#### Records for the task:
● ● ●

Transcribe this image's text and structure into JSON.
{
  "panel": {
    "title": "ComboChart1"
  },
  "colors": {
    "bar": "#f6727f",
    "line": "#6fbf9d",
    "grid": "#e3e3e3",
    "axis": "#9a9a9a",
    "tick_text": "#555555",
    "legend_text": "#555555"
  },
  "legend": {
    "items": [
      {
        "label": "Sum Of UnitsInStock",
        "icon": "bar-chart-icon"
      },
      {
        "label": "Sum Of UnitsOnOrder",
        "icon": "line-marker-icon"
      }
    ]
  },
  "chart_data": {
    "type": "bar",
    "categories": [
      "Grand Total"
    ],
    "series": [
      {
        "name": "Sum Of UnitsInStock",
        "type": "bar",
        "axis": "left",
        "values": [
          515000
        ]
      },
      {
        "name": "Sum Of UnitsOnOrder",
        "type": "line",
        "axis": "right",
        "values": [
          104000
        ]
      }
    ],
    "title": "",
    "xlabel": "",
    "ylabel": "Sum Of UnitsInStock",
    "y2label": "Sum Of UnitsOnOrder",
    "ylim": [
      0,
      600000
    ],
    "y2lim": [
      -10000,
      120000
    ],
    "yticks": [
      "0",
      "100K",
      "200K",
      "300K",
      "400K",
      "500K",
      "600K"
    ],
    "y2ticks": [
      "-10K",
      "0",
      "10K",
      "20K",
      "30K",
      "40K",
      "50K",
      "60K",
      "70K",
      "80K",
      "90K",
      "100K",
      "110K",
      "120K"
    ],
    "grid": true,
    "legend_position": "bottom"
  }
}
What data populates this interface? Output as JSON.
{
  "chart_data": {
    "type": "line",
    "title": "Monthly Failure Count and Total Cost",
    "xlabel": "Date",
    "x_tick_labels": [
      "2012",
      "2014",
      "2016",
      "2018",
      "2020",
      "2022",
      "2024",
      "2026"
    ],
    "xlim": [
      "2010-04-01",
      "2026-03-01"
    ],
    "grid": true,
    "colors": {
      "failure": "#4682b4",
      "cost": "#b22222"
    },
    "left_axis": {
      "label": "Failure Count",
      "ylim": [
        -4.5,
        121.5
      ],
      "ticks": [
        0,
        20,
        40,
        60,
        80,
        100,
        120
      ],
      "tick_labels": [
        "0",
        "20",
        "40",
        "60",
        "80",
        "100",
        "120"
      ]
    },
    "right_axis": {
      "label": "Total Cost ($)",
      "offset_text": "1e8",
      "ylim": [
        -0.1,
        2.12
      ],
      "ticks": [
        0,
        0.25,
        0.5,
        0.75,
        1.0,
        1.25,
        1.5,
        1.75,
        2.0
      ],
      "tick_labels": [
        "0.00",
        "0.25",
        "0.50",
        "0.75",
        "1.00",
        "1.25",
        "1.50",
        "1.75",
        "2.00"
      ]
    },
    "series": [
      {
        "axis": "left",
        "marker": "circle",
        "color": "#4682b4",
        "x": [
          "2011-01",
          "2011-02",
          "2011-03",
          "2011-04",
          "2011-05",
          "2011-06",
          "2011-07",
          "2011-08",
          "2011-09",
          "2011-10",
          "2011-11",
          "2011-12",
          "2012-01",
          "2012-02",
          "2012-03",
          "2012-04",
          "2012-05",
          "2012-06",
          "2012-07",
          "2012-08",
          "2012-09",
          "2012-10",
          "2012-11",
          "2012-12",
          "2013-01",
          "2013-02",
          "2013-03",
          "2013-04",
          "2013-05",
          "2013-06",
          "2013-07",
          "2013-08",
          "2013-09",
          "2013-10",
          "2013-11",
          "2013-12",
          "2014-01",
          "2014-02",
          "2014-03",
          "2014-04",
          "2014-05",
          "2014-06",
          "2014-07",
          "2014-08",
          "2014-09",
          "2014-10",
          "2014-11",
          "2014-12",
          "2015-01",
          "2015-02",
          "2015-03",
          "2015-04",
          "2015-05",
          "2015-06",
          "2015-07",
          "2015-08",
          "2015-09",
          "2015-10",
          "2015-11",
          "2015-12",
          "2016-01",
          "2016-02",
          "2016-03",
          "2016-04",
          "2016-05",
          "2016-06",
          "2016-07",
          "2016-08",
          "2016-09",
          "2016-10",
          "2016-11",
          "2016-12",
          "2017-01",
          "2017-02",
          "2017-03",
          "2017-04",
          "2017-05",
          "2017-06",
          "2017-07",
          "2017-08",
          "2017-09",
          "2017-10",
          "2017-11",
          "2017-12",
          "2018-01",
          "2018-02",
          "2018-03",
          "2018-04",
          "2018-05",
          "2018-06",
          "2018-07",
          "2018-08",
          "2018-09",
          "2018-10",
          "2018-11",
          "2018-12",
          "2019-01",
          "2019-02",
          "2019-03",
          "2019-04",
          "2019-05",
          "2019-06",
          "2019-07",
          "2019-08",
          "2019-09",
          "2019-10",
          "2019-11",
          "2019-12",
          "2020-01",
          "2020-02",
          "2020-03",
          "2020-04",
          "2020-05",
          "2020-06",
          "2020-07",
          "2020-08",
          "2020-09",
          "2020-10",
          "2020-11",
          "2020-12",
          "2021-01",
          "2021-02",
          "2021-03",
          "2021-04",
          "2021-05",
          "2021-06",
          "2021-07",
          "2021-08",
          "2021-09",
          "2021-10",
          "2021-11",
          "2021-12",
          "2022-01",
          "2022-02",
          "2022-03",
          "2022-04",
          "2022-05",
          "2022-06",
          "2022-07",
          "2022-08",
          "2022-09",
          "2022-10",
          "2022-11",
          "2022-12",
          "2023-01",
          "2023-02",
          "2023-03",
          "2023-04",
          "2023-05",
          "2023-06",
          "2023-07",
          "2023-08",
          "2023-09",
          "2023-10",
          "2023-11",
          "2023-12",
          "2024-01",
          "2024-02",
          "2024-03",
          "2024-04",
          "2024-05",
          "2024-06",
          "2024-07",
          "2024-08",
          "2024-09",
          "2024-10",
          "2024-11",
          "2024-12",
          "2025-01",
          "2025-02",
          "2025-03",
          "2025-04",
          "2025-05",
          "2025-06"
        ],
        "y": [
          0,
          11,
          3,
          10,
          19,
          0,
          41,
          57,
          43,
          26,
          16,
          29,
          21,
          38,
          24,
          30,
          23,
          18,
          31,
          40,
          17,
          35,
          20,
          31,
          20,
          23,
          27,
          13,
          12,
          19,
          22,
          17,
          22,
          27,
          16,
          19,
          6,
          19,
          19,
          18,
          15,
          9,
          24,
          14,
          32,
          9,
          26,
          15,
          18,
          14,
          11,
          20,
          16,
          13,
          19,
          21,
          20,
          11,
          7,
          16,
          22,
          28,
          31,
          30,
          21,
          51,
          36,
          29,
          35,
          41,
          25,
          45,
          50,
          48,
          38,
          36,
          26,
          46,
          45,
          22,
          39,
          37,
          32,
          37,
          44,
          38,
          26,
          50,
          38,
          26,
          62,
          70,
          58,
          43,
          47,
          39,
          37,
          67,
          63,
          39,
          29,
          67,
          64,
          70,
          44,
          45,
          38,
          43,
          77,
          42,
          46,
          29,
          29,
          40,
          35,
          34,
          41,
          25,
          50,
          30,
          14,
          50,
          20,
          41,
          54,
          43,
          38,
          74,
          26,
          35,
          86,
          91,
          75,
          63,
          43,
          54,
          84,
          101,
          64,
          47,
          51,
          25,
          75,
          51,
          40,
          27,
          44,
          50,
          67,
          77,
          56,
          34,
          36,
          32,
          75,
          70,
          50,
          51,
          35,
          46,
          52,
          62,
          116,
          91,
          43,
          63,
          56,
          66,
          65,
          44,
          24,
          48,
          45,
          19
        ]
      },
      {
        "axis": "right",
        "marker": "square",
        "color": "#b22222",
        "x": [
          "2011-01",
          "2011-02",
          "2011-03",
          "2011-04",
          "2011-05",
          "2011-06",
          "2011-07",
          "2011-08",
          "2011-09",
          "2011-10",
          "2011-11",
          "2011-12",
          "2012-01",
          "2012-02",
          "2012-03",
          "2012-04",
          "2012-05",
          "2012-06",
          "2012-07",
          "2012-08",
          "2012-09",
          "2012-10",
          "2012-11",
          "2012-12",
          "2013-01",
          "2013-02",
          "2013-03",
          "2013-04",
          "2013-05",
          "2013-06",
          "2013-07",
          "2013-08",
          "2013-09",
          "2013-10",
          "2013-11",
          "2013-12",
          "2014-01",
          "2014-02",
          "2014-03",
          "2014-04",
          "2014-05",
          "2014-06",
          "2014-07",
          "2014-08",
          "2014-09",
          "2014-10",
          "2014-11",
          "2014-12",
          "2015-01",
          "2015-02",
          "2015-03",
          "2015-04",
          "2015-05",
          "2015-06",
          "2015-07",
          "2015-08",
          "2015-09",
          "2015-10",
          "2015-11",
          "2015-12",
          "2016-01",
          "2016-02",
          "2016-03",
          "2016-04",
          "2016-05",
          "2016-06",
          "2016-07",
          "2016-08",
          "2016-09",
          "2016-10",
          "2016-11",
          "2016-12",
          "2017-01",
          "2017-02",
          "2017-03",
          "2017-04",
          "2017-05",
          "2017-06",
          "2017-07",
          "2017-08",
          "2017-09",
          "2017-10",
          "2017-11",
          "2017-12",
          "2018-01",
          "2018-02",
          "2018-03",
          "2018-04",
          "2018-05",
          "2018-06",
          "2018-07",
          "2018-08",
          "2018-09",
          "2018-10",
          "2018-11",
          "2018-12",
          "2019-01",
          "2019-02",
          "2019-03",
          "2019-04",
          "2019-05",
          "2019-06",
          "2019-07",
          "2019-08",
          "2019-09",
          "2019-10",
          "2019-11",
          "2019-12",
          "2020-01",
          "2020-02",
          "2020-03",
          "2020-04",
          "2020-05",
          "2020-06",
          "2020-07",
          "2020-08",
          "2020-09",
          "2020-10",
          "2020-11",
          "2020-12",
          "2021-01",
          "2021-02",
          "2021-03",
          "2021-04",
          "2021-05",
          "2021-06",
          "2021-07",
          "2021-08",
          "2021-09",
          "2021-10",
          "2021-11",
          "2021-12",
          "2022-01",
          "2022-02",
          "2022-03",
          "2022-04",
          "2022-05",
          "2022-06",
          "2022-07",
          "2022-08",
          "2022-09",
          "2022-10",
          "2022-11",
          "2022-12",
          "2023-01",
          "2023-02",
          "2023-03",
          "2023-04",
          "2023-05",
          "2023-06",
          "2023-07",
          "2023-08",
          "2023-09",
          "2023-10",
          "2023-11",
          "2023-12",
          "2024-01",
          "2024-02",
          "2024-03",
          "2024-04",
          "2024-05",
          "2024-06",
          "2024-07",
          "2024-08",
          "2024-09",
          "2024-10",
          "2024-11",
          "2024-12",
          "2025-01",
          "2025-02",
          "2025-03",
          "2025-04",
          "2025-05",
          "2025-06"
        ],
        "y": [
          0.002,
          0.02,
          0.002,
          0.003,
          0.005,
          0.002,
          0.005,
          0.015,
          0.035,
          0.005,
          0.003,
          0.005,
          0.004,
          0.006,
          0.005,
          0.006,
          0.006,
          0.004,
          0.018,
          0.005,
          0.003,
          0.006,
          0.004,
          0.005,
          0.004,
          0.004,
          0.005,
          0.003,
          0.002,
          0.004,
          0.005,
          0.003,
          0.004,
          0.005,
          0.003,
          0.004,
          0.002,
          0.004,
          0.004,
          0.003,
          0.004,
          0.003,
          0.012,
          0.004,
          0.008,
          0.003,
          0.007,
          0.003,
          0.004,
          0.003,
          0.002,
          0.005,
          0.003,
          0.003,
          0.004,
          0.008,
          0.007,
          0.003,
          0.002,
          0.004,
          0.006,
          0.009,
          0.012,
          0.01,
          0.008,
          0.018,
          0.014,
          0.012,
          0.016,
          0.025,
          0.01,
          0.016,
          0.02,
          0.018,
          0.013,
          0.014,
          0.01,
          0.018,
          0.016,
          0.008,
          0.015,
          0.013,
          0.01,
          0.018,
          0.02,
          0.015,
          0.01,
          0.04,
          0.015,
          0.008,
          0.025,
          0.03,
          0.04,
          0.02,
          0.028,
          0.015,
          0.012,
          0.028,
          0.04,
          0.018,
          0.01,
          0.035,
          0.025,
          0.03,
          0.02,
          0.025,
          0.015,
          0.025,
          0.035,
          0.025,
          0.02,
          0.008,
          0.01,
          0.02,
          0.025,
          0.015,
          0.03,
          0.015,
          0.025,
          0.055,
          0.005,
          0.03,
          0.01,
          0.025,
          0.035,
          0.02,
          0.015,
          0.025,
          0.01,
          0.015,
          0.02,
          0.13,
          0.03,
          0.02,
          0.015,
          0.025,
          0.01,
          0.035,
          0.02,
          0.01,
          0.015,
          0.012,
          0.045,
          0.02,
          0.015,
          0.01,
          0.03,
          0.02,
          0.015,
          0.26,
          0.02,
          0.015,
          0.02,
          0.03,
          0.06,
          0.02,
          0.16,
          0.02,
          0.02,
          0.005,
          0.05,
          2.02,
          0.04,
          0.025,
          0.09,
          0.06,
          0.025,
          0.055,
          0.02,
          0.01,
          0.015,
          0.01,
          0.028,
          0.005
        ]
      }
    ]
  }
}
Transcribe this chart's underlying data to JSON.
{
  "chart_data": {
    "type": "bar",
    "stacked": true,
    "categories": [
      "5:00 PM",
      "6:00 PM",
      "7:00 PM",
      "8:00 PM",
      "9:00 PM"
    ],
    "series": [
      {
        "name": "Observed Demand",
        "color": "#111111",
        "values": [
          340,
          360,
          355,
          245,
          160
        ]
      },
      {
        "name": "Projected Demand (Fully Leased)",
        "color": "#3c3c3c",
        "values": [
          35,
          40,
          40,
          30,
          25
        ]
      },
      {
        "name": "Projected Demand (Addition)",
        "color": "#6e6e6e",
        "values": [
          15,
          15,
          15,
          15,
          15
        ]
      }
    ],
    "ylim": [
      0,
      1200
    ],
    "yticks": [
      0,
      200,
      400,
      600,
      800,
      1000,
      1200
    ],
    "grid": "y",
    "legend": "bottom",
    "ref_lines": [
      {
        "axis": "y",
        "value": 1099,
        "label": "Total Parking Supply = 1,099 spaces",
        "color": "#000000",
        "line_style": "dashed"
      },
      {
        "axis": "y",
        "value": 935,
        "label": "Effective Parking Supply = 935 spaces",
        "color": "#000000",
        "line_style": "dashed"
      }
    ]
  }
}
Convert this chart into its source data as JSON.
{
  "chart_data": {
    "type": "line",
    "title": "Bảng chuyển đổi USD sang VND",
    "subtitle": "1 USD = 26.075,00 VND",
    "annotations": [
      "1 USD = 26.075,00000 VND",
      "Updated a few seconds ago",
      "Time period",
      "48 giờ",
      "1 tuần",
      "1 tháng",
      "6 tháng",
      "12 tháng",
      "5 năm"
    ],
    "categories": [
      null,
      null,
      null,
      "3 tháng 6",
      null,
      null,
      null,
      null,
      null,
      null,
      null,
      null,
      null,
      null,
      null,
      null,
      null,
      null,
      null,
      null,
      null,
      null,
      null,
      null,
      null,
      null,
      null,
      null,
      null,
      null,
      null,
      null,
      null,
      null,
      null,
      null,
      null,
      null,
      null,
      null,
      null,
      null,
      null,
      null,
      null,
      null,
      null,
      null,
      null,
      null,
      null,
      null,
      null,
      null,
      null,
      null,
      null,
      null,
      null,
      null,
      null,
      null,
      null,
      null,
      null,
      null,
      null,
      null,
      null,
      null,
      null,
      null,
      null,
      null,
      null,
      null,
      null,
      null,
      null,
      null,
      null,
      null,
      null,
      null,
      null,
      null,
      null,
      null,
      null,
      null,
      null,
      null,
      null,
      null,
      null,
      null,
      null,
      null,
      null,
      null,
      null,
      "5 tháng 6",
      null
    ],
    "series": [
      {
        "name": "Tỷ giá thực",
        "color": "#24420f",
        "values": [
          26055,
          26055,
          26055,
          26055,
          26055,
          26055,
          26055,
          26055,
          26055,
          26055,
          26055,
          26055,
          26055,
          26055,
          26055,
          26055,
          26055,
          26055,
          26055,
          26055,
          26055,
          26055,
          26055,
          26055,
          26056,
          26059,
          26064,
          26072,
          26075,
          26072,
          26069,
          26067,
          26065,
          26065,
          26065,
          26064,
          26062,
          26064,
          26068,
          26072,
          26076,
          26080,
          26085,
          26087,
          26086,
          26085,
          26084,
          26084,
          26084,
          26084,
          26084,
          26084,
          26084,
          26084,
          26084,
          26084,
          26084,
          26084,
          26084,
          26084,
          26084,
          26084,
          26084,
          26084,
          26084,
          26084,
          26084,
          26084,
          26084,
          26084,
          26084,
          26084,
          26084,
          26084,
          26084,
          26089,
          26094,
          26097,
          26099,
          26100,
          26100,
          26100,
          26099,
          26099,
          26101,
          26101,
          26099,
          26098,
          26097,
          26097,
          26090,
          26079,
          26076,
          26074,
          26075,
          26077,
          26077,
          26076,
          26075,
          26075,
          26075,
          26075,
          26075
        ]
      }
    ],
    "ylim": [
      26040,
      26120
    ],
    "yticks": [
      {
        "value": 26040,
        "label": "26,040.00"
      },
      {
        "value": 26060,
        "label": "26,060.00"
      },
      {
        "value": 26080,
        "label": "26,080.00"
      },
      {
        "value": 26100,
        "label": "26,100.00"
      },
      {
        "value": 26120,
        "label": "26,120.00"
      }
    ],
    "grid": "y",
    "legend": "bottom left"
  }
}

● ● ●

#### Written exercise:
Return only the number of lines in the preceding records that contain the string "bottom".

#### Response to the exercise:
3